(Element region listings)
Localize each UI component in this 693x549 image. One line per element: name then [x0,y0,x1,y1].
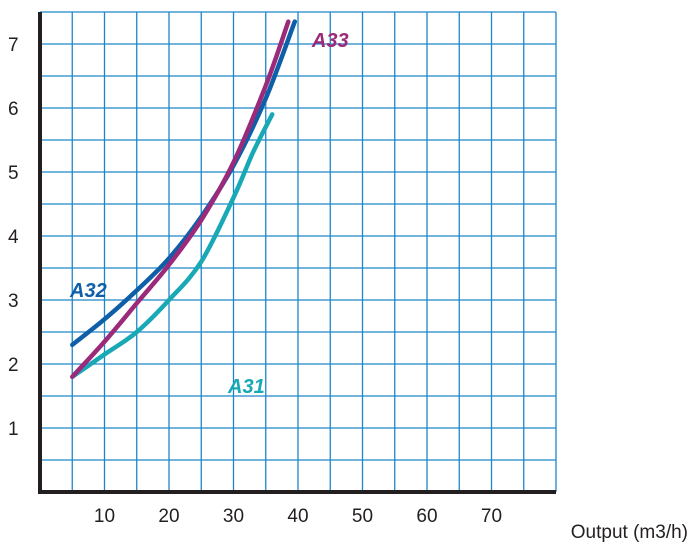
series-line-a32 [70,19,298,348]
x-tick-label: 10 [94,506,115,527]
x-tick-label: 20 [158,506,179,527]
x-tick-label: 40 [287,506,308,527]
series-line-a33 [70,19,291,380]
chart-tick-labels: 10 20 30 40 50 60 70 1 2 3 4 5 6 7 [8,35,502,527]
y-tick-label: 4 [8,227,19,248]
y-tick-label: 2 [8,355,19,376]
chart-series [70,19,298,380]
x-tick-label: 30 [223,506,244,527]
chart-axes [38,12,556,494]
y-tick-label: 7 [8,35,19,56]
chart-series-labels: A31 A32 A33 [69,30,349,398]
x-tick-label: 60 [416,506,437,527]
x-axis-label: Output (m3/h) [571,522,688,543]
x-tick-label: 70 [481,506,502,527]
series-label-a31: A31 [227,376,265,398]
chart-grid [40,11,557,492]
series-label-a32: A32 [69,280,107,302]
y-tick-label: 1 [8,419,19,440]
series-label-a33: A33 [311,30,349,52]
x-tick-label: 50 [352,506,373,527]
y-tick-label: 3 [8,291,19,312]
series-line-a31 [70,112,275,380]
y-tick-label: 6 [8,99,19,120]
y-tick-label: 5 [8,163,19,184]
==
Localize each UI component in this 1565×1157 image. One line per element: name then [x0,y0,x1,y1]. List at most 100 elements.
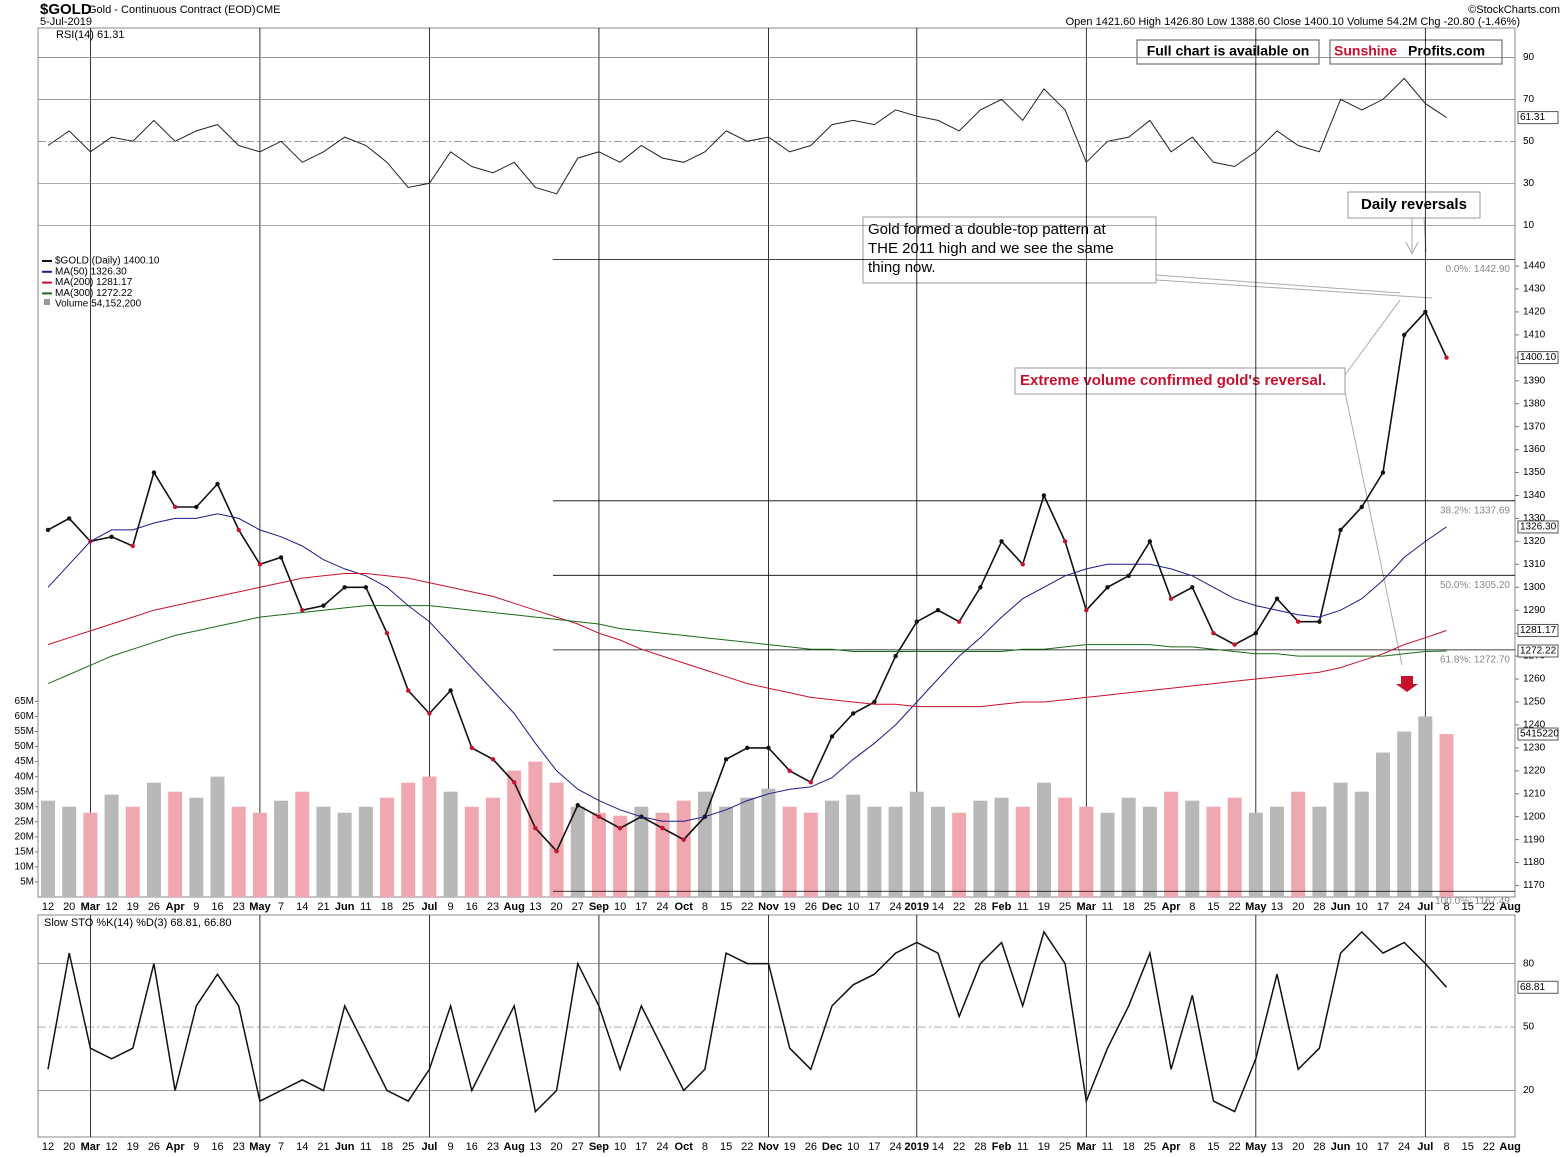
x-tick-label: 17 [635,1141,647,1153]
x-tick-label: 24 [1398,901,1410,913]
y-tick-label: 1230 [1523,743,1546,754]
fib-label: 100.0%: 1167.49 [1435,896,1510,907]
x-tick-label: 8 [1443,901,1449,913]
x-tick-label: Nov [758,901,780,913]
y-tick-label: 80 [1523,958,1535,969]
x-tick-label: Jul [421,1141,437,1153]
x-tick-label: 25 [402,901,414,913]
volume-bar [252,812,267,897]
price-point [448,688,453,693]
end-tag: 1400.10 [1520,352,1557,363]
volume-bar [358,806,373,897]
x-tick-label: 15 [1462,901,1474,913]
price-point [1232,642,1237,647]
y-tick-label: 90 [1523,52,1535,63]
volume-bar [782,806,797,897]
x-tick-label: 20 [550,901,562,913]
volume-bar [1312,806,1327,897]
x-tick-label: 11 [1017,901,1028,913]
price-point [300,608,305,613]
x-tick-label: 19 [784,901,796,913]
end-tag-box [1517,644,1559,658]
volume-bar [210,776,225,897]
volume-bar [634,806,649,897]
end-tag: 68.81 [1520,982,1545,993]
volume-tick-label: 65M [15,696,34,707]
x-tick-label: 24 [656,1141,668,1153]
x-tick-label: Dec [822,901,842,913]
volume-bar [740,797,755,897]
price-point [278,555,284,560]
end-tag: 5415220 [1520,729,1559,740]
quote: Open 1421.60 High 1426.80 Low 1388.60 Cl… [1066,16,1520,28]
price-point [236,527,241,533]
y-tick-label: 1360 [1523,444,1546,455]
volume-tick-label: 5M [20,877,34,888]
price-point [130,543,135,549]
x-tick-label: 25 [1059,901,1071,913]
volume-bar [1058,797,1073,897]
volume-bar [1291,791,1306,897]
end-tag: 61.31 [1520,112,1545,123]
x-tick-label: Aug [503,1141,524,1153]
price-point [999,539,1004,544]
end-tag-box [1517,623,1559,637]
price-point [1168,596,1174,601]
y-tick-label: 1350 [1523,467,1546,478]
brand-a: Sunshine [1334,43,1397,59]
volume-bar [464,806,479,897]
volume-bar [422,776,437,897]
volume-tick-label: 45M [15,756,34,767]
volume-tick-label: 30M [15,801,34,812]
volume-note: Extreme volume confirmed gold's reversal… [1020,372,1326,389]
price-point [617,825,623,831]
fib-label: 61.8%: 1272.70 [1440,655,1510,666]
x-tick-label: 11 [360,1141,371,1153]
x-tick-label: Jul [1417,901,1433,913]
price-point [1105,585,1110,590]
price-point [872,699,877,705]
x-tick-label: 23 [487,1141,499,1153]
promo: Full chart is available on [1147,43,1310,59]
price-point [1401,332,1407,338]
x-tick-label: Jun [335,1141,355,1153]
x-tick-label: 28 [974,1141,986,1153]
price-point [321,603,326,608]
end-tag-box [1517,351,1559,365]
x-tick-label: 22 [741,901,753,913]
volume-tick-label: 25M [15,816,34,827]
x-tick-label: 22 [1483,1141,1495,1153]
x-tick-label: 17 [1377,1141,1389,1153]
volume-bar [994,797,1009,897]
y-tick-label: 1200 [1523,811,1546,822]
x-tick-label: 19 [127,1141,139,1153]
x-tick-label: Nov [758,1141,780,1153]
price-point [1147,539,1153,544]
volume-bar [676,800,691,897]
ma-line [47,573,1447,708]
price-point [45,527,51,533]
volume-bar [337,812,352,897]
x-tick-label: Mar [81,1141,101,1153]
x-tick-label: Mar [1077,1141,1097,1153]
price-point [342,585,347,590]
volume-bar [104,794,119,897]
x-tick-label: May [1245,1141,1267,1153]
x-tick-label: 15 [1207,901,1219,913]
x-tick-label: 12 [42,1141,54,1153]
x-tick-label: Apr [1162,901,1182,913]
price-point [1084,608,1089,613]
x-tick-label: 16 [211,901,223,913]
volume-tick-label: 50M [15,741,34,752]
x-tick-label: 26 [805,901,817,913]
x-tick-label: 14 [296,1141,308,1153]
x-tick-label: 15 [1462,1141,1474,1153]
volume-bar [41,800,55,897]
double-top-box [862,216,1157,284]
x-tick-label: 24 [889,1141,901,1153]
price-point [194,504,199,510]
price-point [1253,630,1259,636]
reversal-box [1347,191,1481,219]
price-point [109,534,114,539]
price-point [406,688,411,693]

* _THE PROBLEM_:
Extract the entries from the line containing "Localize each UI component in this 693x549" through the line containing "y-tick-label: 5 [8,163,19,184]", reproducing each line exactly and leaving out the pictures.

* _TASK SOLUTION_:
Localize each UI component in this 693x549 image. One line per element: name then [x0,y0,x1,y1].
series-line-a32 [70,19,298,348]
x-tick-label: 10 [94,506,115,527]
x-tick-label: 20 [158,506,179,527]
x-tick-label: 40 [287,506,308,527]
series-line-a33 [70,19,291,380]
chart-tick-labels: 10 20 30 40 50 60 70 1 2 3 4 5 6 7 [8,35,502,527]
y-tick-label: 4 [8,227,19,248]
y-tick-label: 2 [8,355,19,376]
chart-series [70,19,298,380]
x-tick-label: 30 [223,506,244,527]
chart-axes [38,12,556,494]
y-tick-label: 7 [8,35,19,56]
chart-series-labels: A31 A32 A33 [69,30,349,398]
x-tick-label: 60 [416,506,437,527]
x-axis-label: Output (m3/h) [571,522,688,543]
x-tick-label: 70 [481,506,502,527]
series-label-a31: A31 [227,376,265,398]
chart-grid [40,11,557,492]
series-label-a32: A32 [69,280,107,302]
y-tick-label: 1 [8,419,19,440]
series-label-a33: A33 [311,30,349,52]
x-tick-label: 50 [352,506,373,527]
y-tick-label: 3 [8,291,19,312]
series-line-a31 [70,112,275,380]
y-tick-label: 6 [8,99,19,120]
y-tick-label: 5 [8,163,19,184]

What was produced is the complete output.